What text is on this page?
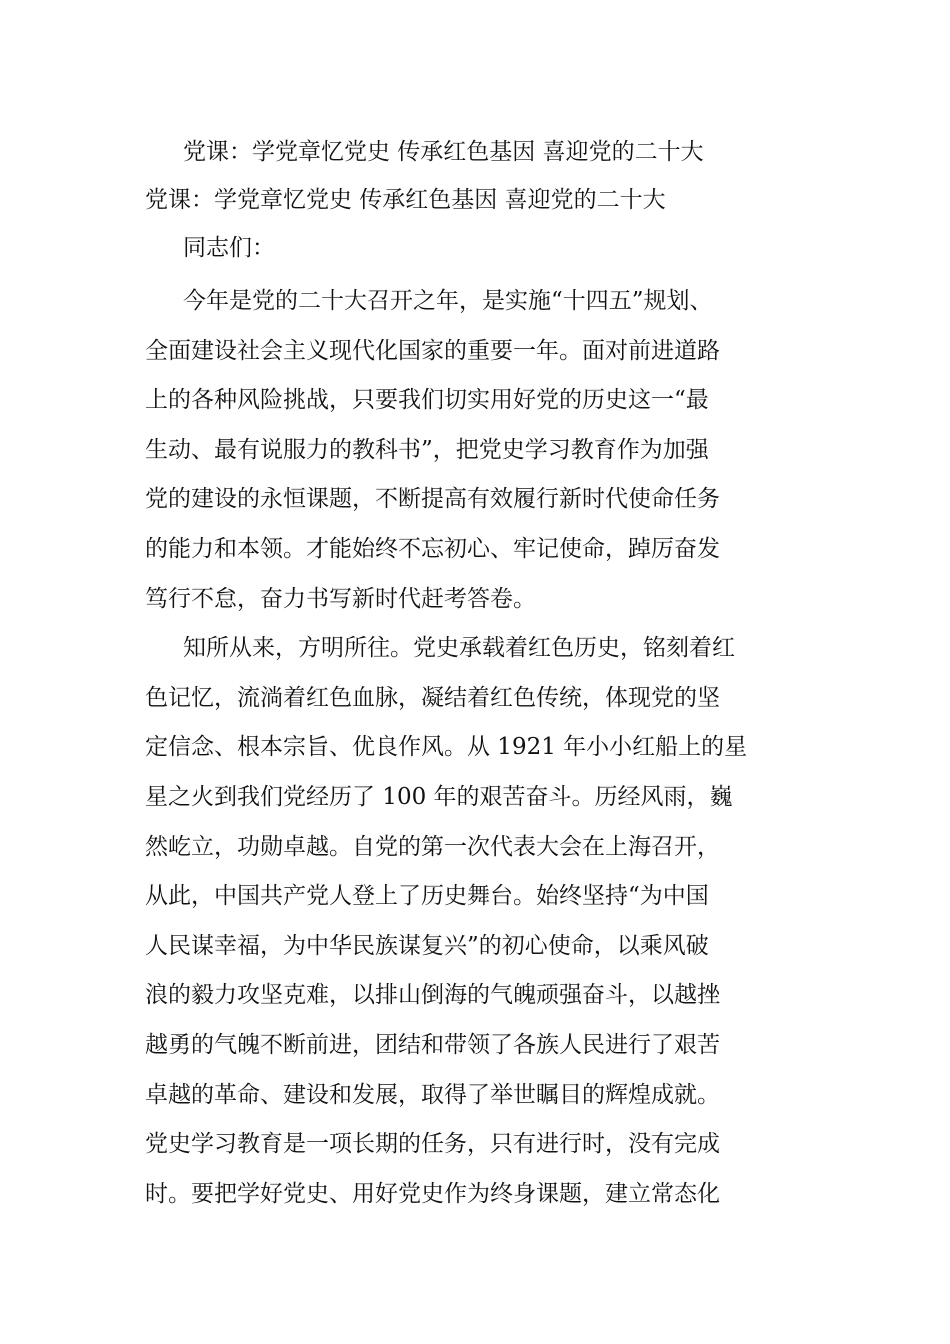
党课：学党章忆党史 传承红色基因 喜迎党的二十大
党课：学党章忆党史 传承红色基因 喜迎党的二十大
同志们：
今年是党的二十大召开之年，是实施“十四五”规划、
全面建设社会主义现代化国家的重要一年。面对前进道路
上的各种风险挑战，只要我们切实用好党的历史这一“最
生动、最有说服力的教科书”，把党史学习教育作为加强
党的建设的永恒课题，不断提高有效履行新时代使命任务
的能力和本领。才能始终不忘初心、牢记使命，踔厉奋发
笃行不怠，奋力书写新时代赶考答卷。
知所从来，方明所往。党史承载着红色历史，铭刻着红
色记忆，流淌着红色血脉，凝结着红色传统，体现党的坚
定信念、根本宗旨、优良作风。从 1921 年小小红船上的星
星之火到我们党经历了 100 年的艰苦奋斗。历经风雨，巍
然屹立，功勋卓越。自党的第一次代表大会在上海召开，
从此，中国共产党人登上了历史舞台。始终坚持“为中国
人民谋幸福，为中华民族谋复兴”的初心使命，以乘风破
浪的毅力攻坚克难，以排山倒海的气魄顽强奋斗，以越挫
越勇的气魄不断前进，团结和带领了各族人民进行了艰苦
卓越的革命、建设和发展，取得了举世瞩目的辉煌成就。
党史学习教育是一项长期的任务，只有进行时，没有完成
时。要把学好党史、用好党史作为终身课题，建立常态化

Work to be completed: Write out the records above exactly as they stand, leaving out every picture.

Exercise output:
What text is on this page?
党课：学党章忆党史 传承红色基因 喜迎党的二十大
党课：学党章忆党史 传承红色基因 喜迎党的二十大
同志们：
今年是党的二十大召开之年，是实施“十四五”规划、
全面建设社会主义现代化国家的重要一年。面对前进道路
上的各种风险挑战，只要我们切实用好党的历史这一“最
生动、最有说服力的教科书”，把党史学习教育作为加强
党的建设的永恒课题，不断提高有效履行新时代使命任务
的能力和本领。才能始终不忘初心、牢记使命，踔厉奋发
笃行不怠，奋力书写新时代赶考答卷。
知所从来，方明所往。党史承载着红色历史，铭刻着红
色记忆，流淌着红色血脉，凝结着红色传统，体现党的坚
定信念、根本宗旨、优良作风。从 1921 年小小红船上的星
星之火到我们党经历了 100 年的艰苦奋斗。历经风雨，巍
然屹立，功勋卓越。自党的第一次代表大会在上海召开，
从此，中国共产党人登上了历史舞台。始终坚持“为中国
人民谋幸福，为中华民族谋复兴”的初心使命，以乘风破
浪的毅力攻坚克难，以排山倒海的气魄顽强奋斗，以越挫
越勇的气魄不断前进，团结和带领了各族人民进行了艰苦
卓越的革命、建设和发展，取得了举世瞩目的辉煌成就。
党史学习教育是一项长期的任务，只有进行时，没有完成
时。要把学好党史、用好党史作为终身课题，建立常态化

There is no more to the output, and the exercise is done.